GOAL >> Copy out each line that includes the word "used".

·····

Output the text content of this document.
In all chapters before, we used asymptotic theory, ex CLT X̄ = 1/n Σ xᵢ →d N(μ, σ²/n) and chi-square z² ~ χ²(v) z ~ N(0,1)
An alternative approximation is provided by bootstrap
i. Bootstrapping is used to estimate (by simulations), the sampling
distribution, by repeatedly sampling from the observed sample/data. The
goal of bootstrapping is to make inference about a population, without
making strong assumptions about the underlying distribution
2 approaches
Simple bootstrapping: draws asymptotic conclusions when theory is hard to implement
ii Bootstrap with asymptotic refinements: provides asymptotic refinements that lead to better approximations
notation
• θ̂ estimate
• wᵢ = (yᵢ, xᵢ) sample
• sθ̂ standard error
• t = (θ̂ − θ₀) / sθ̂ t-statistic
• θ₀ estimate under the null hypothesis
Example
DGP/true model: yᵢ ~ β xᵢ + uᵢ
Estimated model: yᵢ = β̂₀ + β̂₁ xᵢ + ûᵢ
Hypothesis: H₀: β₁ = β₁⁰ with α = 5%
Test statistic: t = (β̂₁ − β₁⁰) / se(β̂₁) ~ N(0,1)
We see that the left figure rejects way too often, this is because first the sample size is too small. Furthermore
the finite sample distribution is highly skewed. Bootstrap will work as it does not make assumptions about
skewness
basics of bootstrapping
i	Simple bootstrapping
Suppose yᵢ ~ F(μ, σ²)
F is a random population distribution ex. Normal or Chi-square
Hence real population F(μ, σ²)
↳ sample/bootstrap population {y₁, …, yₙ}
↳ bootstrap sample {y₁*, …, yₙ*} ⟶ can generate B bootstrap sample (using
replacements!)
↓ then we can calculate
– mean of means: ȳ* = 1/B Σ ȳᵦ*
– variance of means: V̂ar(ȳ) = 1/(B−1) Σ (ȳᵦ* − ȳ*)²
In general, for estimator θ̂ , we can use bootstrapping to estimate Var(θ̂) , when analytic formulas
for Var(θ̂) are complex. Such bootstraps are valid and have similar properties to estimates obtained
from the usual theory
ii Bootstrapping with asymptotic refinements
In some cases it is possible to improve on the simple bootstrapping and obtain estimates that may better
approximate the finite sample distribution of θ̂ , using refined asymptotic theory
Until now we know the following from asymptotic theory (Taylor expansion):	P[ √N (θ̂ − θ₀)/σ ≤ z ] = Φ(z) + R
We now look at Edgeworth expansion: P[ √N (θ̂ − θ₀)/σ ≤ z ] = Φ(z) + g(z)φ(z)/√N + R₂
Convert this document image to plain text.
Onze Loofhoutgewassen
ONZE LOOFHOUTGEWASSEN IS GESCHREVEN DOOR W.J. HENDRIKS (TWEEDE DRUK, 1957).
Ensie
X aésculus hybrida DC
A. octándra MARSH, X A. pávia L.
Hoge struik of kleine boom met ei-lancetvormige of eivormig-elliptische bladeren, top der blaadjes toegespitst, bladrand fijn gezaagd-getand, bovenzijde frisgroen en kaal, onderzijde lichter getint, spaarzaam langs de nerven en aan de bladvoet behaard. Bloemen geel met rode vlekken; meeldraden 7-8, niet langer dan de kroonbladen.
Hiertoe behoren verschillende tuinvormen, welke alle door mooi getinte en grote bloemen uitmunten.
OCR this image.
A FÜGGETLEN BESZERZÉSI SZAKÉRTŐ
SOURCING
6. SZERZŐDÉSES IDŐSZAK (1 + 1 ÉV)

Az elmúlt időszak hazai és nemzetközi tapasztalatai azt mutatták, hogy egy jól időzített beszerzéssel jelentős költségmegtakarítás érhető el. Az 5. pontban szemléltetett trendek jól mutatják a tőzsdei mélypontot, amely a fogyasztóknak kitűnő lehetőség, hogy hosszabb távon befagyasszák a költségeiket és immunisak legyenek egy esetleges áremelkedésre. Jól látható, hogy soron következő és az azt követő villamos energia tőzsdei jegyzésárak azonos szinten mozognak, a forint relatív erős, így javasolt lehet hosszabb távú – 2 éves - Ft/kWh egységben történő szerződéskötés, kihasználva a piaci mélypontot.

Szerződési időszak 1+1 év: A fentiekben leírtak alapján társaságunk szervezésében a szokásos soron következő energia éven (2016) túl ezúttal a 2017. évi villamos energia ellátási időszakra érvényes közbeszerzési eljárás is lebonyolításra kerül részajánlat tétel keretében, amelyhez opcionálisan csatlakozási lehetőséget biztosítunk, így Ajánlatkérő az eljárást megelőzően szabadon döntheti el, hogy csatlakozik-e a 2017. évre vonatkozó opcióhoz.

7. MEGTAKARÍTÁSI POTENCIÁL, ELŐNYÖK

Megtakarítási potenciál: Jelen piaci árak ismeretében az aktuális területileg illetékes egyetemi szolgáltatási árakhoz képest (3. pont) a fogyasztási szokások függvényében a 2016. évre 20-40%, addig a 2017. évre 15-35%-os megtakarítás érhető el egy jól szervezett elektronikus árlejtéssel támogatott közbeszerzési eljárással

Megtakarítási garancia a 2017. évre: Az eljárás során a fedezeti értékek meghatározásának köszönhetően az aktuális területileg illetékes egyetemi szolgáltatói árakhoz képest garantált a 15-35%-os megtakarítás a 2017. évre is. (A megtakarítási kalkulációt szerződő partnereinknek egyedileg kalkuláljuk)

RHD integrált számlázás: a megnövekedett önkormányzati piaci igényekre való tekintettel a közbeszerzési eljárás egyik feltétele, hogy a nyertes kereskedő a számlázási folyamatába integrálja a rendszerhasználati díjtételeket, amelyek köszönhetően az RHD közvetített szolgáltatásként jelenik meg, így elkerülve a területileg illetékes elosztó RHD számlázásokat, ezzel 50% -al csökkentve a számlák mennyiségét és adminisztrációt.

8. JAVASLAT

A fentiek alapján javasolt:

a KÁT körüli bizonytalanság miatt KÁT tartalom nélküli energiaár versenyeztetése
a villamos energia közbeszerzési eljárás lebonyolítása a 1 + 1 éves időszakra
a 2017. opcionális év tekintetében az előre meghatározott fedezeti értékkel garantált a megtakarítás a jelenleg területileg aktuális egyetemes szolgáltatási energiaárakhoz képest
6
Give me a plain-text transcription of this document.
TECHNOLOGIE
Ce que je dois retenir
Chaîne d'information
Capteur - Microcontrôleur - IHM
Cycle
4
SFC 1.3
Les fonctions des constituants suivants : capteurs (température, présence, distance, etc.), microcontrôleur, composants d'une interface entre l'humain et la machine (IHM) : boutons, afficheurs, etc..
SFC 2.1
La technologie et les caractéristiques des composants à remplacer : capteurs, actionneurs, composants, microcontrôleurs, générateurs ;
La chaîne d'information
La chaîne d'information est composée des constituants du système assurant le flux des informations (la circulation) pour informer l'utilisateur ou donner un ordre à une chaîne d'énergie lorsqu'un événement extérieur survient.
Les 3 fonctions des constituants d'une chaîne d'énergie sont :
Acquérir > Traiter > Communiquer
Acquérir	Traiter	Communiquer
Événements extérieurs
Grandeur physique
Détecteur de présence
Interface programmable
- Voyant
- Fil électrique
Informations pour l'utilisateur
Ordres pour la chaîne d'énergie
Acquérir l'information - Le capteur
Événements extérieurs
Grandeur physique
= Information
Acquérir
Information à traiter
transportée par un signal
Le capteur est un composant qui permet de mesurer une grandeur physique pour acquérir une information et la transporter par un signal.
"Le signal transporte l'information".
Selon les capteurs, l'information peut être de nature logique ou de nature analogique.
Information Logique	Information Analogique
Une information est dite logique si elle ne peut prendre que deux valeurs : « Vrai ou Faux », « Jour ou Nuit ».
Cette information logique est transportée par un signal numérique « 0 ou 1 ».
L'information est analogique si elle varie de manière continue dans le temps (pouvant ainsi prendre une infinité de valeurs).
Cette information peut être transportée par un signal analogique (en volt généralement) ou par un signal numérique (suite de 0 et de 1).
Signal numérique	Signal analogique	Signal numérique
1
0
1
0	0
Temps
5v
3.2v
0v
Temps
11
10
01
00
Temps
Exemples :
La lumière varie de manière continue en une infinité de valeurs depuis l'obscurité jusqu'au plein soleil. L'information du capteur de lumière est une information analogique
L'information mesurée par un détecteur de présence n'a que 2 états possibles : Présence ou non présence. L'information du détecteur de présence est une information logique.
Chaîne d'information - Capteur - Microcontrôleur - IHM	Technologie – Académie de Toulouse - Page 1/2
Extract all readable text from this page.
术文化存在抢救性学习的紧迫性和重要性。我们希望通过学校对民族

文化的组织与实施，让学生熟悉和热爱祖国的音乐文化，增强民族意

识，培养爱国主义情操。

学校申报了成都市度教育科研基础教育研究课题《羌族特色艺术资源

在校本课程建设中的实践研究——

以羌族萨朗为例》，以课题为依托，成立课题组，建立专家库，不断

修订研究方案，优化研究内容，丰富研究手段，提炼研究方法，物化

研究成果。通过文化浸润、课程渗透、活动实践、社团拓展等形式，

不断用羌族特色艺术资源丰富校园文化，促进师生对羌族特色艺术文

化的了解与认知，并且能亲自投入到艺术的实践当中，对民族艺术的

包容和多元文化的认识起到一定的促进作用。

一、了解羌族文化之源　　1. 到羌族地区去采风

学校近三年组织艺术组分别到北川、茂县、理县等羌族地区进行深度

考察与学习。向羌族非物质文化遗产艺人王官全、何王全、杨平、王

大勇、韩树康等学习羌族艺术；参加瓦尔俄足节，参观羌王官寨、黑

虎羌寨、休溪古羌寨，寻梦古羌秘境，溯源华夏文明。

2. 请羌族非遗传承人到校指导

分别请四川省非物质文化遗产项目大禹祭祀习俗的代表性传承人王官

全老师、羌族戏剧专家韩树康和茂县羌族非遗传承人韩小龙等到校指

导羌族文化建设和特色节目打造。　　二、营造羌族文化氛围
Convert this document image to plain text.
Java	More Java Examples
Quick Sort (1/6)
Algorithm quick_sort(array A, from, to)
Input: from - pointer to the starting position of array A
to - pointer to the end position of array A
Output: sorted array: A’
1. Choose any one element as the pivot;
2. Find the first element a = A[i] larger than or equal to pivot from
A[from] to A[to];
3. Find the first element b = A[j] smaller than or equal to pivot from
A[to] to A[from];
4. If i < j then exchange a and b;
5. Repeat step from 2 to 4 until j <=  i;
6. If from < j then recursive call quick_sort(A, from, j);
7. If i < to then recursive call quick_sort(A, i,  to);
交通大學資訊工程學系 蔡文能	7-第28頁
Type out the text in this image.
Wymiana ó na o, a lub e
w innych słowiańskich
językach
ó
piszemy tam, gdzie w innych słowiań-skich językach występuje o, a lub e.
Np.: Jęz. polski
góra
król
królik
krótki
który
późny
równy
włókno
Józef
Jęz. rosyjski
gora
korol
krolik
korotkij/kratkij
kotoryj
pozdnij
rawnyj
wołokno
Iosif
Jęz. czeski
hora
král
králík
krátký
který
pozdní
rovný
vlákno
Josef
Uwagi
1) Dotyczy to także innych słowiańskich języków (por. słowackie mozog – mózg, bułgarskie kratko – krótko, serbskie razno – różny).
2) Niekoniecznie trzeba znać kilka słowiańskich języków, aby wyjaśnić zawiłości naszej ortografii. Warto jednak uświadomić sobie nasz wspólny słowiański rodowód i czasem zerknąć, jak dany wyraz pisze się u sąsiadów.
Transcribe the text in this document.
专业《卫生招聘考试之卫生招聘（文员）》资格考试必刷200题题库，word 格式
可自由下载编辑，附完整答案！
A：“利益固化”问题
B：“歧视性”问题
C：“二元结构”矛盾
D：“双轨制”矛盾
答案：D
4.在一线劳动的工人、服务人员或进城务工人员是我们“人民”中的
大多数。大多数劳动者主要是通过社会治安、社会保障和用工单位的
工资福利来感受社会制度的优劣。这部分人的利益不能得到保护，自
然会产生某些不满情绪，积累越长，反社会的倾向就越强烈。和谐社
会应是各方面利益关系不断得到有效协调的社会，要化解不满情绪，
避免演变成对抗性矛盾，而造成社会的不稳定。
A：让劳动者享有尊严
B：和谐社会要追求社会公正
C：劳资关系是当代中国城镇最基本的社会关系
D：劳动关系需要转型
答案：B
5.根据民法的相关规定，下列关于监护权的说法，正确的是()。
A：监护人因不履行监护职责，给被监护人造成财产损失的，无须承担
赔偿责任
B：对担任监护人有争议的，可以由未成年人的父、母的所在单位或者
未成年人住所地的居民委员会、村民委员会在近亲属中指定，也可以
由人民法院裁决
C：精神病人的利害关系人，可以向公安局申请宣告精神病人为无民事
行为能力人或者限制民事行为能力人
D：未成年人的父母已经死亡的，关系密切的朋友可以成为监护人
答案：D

·····

CORRECT RESULT >>
In all chapters before, we used asymptotic theory, ex CLT X̄ = 1/n Σ xᵢ →d N(μ, σ²/n) and chi-square z² ~ χ²(v) z ~ N(0,1)
i. Bootstrapping is used to estimate (by simulations), the sampling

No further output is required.